* Work to complete
A – Answer the following questions using the metalworking post, marking each answer as the questions are marked.
(i) What type of feed control supplements the air-stroked automatic drilling machine?
(ii) What diameter are the six holes the return customer needs drilled?
(iii) What is the highest thrust the machine has been run at during tests?
B – Retype the metalworking post from "We do simple" up to and including "for most people.".

* Page extract

▽

Another Recent Application - And more ON TOPIC metalworking content

So I promised to post some of our challenges here...
We do simple drilling in most cases. No CNC, no feed calculations, just
an air stroked automatic drilling machine with a supplemental hydraulic feed control that is manually adjustable. You look at the chips and determine whether you need to go faster or slower, etc. RPM rates are usually conservative but slightly adjustable. It's a purpose built machine for most people.
So... I've got a return customer who loves our product. We were initially nervous about selling to this guy because of the difficulty of this projects, but it turns out he implemented drill bushings and all other types of stabilization that made it a huge success. ...And we were transparent with him about our concerns from day #1 but he admitted that after many calls, we were the people who would actually work with him and provide a custom solution for an affordable cost.
Anyhow... He calls me a few days ago with a new challenge. He needs to drill six holes in one stroke. 7/8" diameter in ductile cast iron. Nothing fancy, just needs thru holes for mounting a flange-type part.
Problem is, the largest machine I have is a 3 HP unit (sometimes 5 HP on special jobs). It can only create 1000 lbs. of thrust at 100 psi shop air and we really don't like pushing it with more air because the components inside have not been tested under heaver loads in a production atmosphere. We've run as high as 1600 lbs. of thrust for a number of tests, but tests are different than real life, day in and day out use...

△

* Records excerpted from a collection

▽

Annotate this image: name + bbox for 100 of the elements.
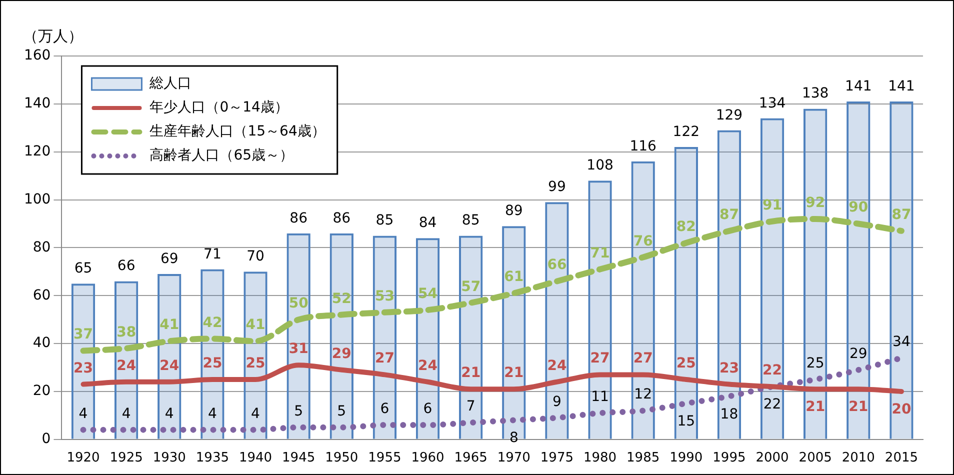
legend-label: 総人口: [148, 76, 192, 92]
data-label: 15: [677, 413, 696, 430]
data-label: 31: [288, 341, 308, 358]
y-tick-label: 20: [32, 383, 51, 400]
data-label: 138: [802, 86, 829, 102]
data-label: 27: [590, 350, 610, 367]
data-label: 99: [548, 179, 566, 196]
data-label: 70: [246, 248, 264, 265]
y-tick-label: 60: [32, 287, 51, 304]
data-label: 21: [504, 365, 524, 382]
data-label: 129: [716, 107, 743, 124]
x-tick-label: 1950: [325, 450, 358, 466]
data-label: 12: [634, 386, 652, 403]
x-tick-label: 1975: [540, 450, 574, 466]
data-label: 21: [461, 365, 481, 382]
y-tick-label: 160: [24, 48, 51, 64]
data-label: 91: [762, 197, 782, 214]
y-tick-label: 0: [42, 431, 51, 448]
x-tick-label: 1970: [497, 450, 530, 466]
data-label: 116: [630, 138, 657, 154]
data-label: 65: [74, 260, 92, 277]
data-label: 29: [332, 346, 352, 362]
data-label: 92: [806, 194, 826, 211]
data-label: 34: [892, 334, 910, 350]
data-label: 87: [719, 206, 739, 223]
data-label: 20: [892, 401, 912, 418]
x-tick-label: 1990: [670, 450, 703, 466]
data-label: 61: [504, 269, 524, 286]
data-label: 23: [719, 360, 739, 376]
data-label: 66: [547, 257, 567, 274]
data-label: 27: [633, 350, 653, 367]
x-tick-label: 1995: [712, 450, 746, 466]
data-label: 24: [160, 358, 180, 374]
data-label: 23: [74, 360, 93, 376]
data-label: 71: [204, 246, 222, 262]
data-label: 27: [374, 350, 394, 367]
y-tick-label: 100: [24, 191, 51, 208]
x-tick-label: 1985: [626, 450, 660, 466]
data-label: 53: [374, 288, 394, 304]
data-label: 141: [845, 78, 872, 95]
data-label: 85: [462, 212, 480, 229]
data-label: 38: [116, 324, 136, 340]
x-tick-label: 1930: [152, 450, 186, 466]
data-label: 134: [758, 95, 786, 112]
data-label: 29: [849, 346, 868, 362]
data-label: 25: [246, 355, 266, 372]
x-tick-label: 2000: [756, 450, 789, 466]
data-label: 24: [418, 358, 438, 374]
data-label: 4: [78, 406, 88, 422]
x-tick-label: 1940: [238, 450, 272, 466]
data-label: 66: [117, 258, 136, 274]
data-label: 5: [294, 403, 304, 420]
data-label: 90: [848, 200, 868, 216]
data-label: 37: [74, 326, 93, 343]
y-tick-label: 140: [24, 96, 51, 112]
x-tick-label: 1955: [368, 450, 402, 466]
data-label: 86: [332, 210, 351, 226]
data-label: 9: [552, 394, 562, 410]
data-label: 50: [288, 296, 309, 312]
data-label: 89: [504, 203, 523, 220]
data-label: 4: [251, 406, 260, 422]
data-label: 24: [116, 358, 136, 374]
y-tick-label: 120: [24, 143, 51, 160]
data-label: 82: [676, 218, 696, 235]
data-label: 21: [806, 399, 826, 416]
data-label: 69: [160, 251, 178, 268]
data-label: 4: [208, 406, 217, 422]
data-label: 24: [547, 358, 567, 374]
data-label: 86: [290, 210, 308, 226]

△

* Exercise results
A –
(i) A supplemental hydraulic feed control that is manually adjustable.
(ii) 7/8".
(iii) 1600 lbs. of thrust.

B –
We do simple drilling in most cases. No CNC, no feed calculations, just
an air stroked automatic drilling machine with a supplemental hydraulic feed control that is manually adjustable. You look at the chips and determine whether you need to go faster or slower, etc. RPM rates are usually conservative but slightly adjustable. It's a purpose built machine for most people.